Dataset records
----------------------------------------
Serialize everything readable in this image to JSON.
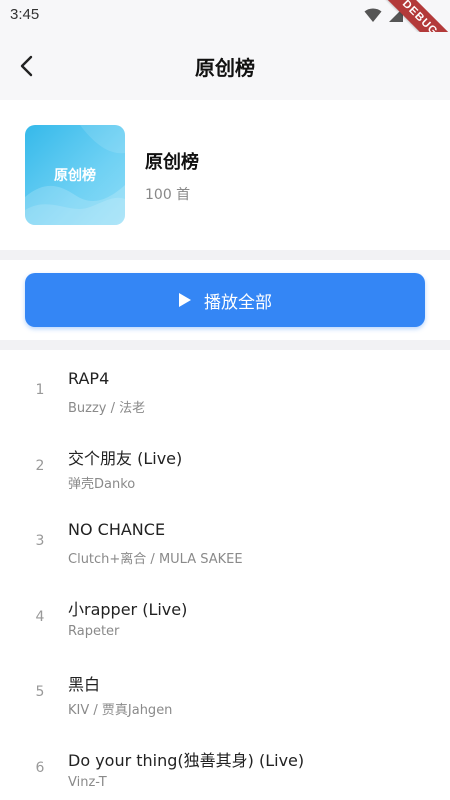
{
  "status_bar": {
    "time": "3:45",
    "debug_label": "DEBUG"
  },
  "app_bar": {
    "title": "原创榜",
    "back_icon": "chevron-left-icon"
  },
  "header": {
    "cover_text": "原创榜",
    "name": "原创榜",
    "count": "100 首"
  },
  "play_all": {
    "label": "播放全部",
    "icon": "play-icon"
  },
  "colors": {
    "accent": "#3486f5",
    "cover_gradient_start": "#35b9ea",
    "cover_gradient_end": "#8ddcf7",
    "debug_ribbon": "#b33a3a"
  },
  "songs": [
    {
      "index": "1",
      "title": "RAP4",
      "artist": "Buzzy / 法老"
    },
    {
      "index": "2",
      "title": "交个朋友 (Live)",
      "artist": "弹壳Danko"
    },
    {
      "index": "3",
      "title": "NO CHANCE",
      "artist": "Clutch+离合 / MULA SAKEE"
    },
    {
      "index": "4",
      "title": "小rapper (Live)",
      "artist": "Rapeter"
    },
    {
      "index": "5",
      "title": "黑白",
      "artist": "KIV / 贾真Jahgen"
    },
    {
      "index": "6",
      "title": "Do your thing(独善其身) (Live)",
      "artist": "Vinz-T"
    }
  ]
}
----------------------------------------
STATED GOAL: Return each line from the material above exactly, but not the pictures.

PROBLEM SOLUTION:
Serialize everything readable in this image to JSON.
{
  "status_bar": {
    "time": "3:45",
    "debug_label": "DEBUG"
  },
  "app_bar": {
    "title": "原创榜",
    "back_icon": "chevron-left-icon"
  },
  "header": {
    "cover_text": "原创榜",
    "name": "原创榜",
    "count": "100 首"
  },
  "play_all": {
    "label": "播放全部",
    "icon": "play-icon"
  },
  "colors": {
    "accent": "#3486f5",
    "cover_gradient_start": "#35b9ea",
    "cover_gradient_end": "#8ddcf7",
    "debug_ribbon": "#b33a3a"
  },
  "songs": [
    {
      "index": "1",
      "title": "RAP4",
      "artist": "Buzzy / 法老"
    },
    {
      "index": "2",
      "title": "交个朋友 (Live)",
      "artist": "弹壳Danko"
    },
    {
      "index": "3",
      "title": "NO CHANCE",
      "artist": "Clutch+离合 / MULA SAKEE"
    },
    {
      "index": "4",
      "title": "小rapper (Live)",
      "artist": "Rapeter"
    },
    {
      "index": "5",
      "title": "黑白",
      "artist": "KIV / 贾真Jahgen"
    },
    {
      "index": "6",
      "title": "Do your thing(独善其身) (Live)",
      "artist": "Vinz-T"
    }
  ]
}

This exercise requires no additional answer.